◆ Provided data ◆
_ _ _ _

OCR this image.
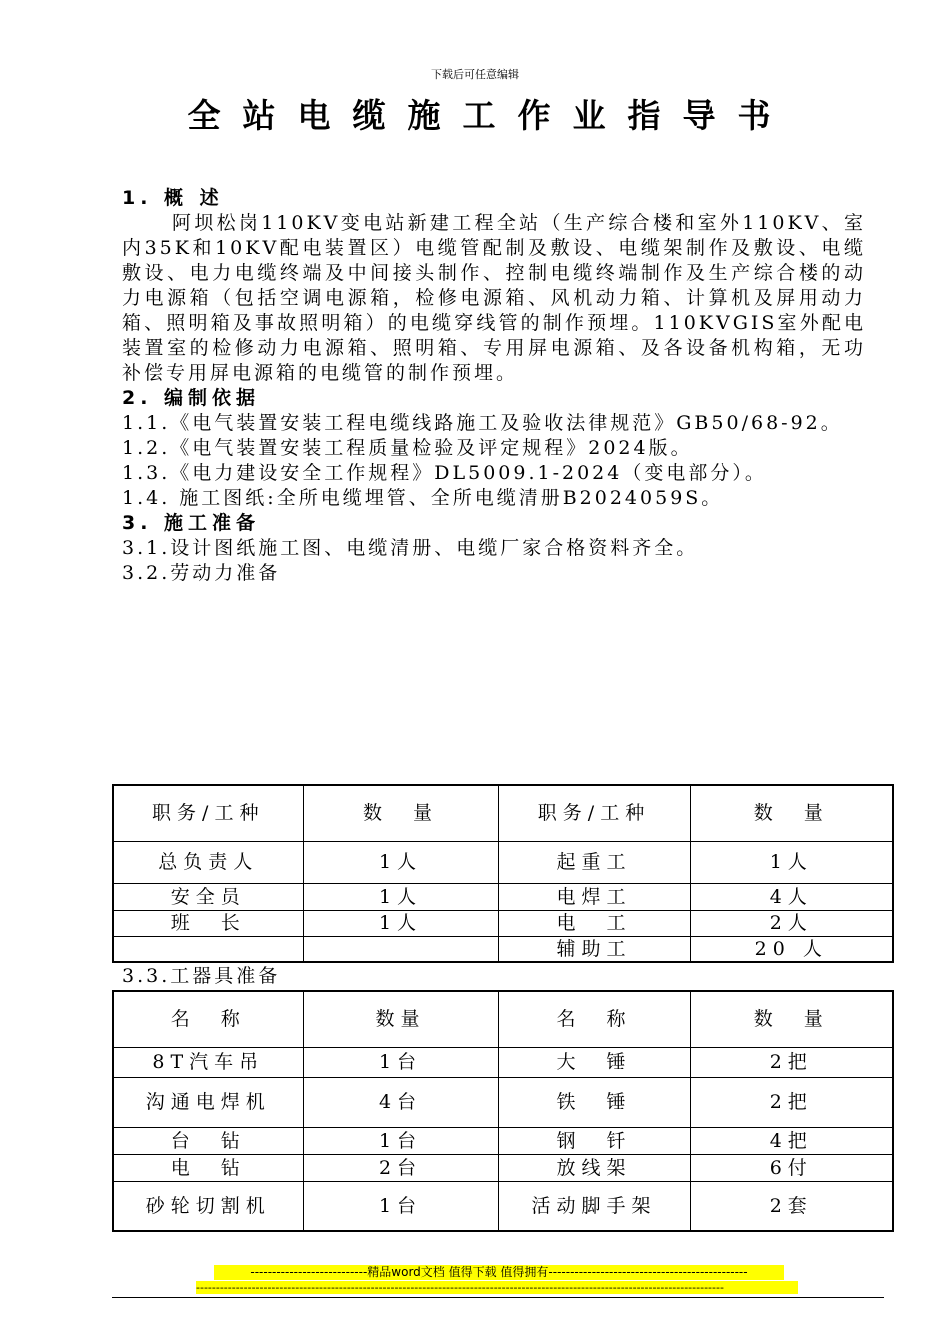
下载后可任意编辑
全站电缆施工作业指导书

1. 概 述

阿坝松岗110KV变电站新建工程全站（生产综合楼和室外110KV、室内35K和10KV配电装置区）电缆管配制及敷设、电缆架制作及敷设、电缆敷设、电力电缆终端及中间接头制作、控制电缆终端制作及生产综合楼的动力电源箱（包括空调电源箱，检修电源箱、风机动力箱、计算机及屏用动力箱、照明箱及事故照明箱）的电缆穿线管的制作预埋。110KVGIS室外配电装置室的检修动力电源箱、照明箱、专用屏电源箱、及各设备机构箱，无功补偿专用屏电源箱的电缆管的制作预埋。

2. 编制依据

1.1.《电气装置安装工程电缆线路施工及验收法律规范》GB50/68-92。

1.2.《电气装置安装工程质量检验及评定规程》2024版。

1.3.《电力建设安全工作规程》DL5009.1-2024（变电部分）。

1.4. 施工图纸:全所电缆埋管、全所电缆清册B2024059S。

3. 施工准备

3.1.设计图纸施工图、电缆清册、电缆厂家合格资料齐全。

3.2.劳动力准备

职务/工种	数　量	职务/工种	数　量
总负责人	1人	起重工	1人
安全员	1人	电焊工	4人
班　长	1人	电　工	2人
		辅助工	20 人
3.3.工器具准备
名　称	数量	名　称	数　量
8T汽车吊	1台	大　锤	2把
沟通电焊机	4台	铁　锤	2把
台　钻	1台	钢　钎	4把
电　钻	2台	放线架	6付
砂轮切割机	1台	活动脚手架	2套
---------------------------精品word文档 值得下载 值得拥有----------------------------------------------
-------------------------------------------------------------------------------------------------------------------------------------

_ _ _ _

◆ Challenge ◆
Return the full material word for word. Do not include the pictures.

◆ The answer ◆
OCR this image.
下载后可任意编辑
全站电缆施工作业指导书

1. 概 述

阿坝松岗110KV变电站新建工程全站（生产综合楼和室外110KV、室内35K和10KV配电装置区）电缆管配制及敷设、电缆架制作及敷设、电缆敷设、电力电缆终端及中间接头制作、控制电缆终端制作及生产综合楼的动力电源箱（包括空调电源箱，检修电源箱、风机动力箱、计算机及屏用动力箱、照明箱及事故照明箱）的电缆穿线管的制作预埋。110KVGIS室外配电装置室的检修动力电源箱、照明箱、专用屏电源箱、及各设备机构箱，无功补偿专用屏电源箱的电缆管的制作预埋。

2. 编制依据

1.1.《电气装置安装工程电缆线路施工及验收法律规范》GB50/68-92。

1.2.《电气装置安装工程质量检验及评定规程》2024版。

1.3.《电力建设安全工作规程》DL5009.1-2024（变电部分）。

1.4. 施工图纸:全所电缆埋管、全所电缆清册B2024059S。

3. 施工准备

3.1.设计图纸施工图、电缆清册、电缆厂家合格资料齐全。

3.2.劳动力准备

职务/工种	数　量	职务/工种	数　量
总负责人	1人	起重工	1人
安全员	1人	电焊工	4人
班　长	1人	电　工	2人
		辅助工	20 人
3.3.工器具准备
名　称	数量	名　称	数　量
8T汽车吊	1台	大　锤	2把
沟通电焊机	4台	铁　锤	2把
台　钻	1台	钢　钎	4把
电　钻	2台	放线架	6付
砂轮切割机	1台	活动脚手架	2套
---------------------------精品word文档 值得下载 值得拥有----------------------------------------------
-------------------------------------------------------------------------------------------------------------------------------------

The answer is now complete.